EXERCISE OBJECTIVE: Write out the material exactly. Do not include the pictures.

**** SOURCE MATERIAL

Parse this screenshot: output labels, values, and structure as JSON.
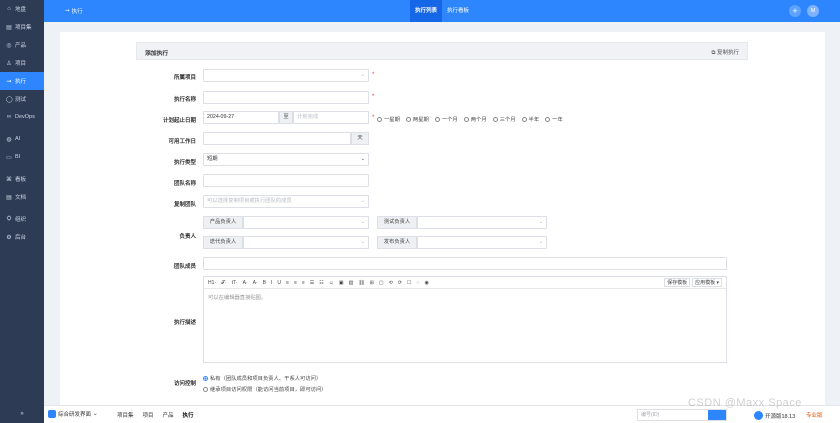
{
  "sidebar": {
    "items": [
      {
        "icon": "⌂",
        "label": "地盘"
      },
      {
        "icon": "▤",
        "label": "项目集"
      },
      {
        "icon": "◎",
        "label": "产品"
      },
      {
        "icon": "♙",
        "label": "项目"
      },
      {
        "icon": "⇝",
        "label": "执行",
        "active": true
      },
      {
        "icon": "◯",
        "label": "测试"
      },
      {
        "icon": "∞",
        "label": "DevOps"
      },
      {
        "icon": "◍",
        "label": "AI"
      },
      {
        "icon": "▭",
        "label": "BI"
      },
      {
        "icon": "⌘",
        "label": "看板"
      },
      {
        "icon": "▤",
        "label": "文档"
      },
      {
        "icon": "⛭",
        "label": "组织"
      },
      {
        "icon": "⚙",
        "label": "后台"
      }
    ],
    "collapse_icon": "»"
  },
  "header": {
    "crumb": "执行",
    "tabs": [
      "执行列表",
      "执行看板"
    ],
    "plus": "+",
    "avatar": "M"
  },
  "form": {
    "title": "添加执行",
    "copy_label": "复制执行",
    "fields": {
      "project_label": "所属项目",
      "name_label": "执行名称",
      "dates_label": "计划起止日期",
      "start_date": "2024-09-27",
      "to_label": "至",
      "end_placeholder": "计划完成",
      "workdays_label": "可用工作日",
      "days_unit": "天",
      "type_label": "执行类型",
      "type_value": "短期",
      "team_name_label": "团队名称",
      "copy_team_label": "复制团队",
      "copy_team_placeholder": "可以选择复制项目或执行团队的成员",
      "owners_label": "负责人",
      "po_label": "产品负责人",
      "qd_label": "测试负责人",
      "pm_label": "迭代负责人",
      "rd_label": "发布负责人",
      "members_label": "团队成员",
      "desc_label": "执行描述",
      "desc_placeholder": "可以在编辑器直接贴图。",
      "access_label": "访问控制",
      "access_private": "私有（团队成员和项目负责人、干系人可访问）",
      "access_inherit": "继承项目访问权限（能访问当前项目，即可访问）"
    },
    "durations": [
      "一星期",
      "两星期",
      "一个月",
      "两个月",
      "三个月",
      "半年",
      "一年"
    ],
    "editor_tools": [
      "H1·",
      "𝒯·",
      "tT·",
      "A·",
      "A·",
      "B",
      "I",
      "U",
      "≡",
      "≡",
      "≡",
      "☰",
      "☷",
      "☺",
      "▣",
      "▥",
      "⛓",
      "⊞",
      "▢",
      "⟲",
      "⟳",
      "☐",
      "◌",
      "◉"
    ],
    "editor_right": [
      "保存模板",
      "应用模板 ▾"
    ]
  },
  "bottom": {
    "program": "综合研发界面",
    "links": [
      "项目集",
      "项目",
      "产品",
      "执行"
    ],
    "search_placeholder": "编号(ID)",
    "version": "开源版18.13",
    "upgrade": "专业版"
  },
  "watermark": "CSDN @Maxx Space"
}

********

RESULT FOR THIS EXERCISE:
Parse this screenshot: output labels, values, and structure as JSON.
{
  "sidebar": {
    "items": [
      {
        "icon": "⌂",
        "label": "地盘"
      },
      {
        "icon": "▤",
        "label": "项目集"
      },
      {
        "icon": "◎",
        "label": "产品"
      },
      {
        "icon": "♙",
        "label": "项目"
      },
      {
        "icon": "⇝",
        "label": "执行",
        "active": true
      },
      {
        "icon": "◯",
        "label": "测试"
      },
      {
        "icon": "∞",
        "label": "DevOps"
      },
      {
        "icon": "◍",
        "label": "AI"
      },
      {
        "icon": "▭",
        "label": "BI"
      },
      {
        "icon": "⌘",
        "label": "看板"
      },
      {
        "icon": "▤",
        "label": "文档"
      },
      {
        "icon": "⛭",
        "label": "组织"
      },
      {
        "icon": "⚙",
        "label": "后台"
      }
    ],
    "collapse_icon": "»"
  },
  "header": {
    "crumb": "执行",
    "tabs": [
      "执行列表",
      "执行看板"
    ],
    "plus": "+",
    "avatar": "M"
  },
  "form": {
    "title": "添加执行",
    "copy_label": "复制执行",
    "fields": {
      "project_label": "所属项目",
      "name_label": "执行名称",
      "dates_label": "计划起止日期",
      "start_date": "2024-09-27",
      "to_label": "至",
      "end_placeholder": "计划完成",
      "workdays_label": "可用工作日",
      "days_unit": "天",
      "type_label": "执行类型",
      "type_value": "短期",
      "team_name_label": "团队名称",
      "copy_team_label": "复制团队",
      "copy_team_placeholder": "可以选择复制项目或执行团队的成员",
      "owners_label": "负责人",
      "po_label": "产品负责人",
      "qd_label": "测试负责人",
      "pm_label": "迭代负责人",
      "rd_label": "发布负责人",
      "members_label": "团队成员",
      "desc_label": "执行描述",
      "desc_placeholder": "可以在编辑器直接贴图。",
      "access_label": "访问控制",
      "access_private": "私有（团队成员和项目负责人、干系人可访问）",
      "access_inherit": "继承项目访问权限（能访问当前项目，即可访问）"
    },
    "durations": [
      "一星期",
      "两星期",
      "一个月",
      "两个月",
      "三个月",
      "半年",
      "一年"
    ],
    "editor_tools": [
      "H1·",
      "𝒯·",
      "tT·",
      "A·",
      "A·",
      "B",
      "I",
      "U",
      "≡",
      "≡",
      "≡",
      "☰",
      "☷",
      "☺",
      "▣",
      "▥",
      "⛓",
      "⊞",
      "▢",
      "⟲",
      "⟳",
      "☐",
      "◌",
      "◉"
    ],
    "editor_right": [
      "保存模板",
      "应用模板 ▾"
    ]
  },
  "bottom": {
    "program": "综合研发界面",
    "links": [
      "项目集",
      "项目",
      "产品",
      "执行"
    ],
    "search_placeholder": "编号(ID)",
    "version": "开源版18.13",
    "upgrade": "专业版"
  },
  "watermark": "CSDN @Maxx Space"
}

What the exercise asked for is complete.